_Work required_
Lift out each line of the data that holds "JSON".
-- -- --
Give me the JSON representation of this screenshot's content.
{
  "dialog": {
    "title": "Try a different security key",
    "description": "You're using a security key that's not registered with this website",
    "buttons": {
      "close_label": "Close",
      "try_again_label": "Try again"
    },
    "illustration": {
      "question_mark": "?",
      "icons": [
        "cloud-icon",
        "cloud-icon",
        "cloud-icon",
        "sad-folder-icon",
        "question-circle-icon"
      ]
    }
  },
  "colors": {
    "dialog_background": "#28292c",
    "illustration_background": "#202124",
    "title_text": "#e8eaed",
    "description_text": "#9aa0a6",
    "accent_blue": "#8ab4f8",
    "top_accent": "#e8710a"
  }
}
-- -- --
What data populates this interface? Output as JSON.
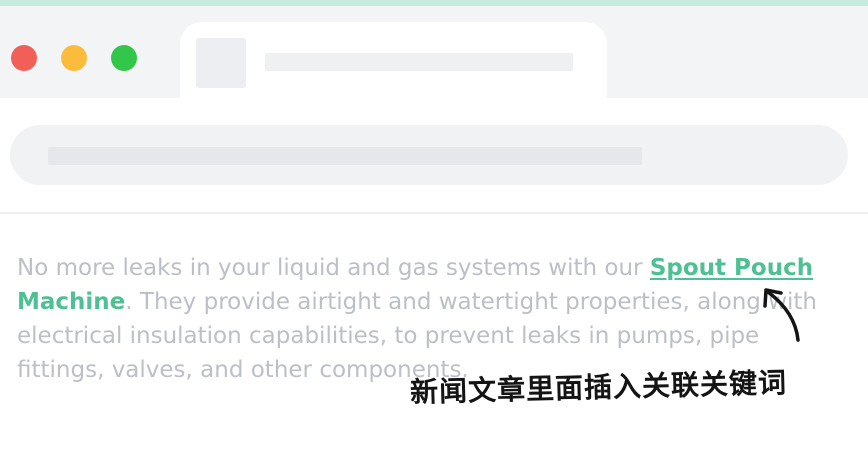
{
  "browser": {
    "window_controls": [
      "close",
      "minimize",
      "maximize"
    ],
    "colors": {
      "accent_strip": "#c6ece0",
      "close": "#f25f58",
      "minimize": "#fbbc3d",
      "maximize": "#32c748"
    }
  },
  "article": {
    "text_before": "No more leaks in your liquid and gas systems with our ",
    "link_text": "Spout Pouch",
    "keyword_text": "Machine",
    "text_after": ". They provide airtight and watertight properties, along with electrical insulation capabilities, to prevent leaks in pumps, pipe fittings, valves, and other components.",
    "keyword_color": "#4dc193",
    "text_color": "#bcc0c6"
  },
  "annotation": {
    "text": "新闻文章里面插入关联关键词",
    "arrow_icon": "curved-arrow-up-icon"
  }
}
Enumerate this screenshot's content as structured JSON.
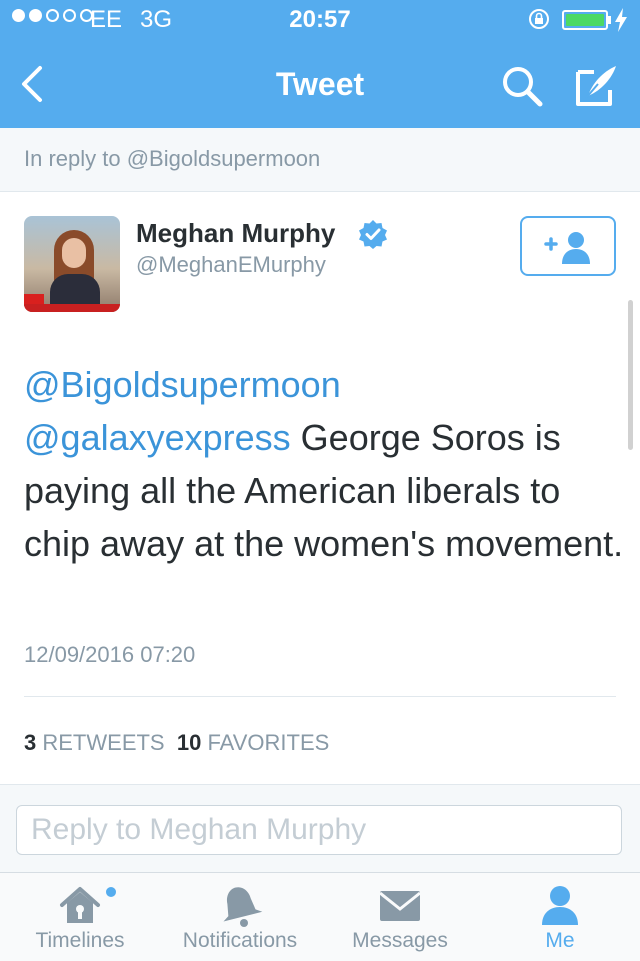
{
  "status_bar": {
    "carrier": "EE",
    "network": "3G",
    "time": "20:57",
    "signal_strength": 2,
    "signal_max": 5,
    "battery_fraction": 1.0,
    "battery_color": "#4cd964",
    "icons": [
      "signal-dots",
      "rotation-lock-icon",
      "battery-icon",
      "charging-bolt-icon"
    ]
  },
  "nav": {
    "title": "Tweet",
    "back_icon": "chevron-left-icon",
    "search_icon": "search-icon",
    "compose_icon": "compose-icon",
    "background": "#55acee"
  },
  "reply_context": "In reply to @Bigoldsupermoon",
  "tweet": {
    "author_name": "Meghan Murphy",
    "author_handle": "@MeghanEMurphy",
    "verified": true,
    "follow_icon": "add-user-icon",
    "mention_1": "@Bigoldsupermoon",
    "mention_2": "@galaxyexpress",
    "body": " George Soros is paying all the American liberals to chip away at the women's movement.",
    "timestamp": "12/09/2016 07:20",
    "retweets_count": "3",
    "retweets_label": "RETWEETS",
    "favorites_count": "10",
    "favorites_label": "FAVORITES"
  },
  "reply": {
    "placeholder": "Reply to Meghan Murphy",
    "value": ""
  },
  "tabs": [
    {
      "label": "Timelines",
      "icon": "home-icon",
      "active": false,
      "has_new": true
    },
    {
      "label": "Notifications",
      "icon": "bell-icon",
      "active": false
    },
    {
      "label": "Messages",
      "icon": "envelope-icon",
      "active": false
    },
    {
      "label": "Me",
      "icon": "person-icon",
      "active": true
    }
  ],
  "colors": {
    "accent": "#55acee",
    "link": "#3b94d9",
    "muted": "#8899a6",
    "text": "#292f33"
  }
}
-- -- --
_Solution_
Give me the JSON representation of this screenshot's content.
What data populates this interface? Output as JSON.
Enumerate this screenshot's content as structured JSON.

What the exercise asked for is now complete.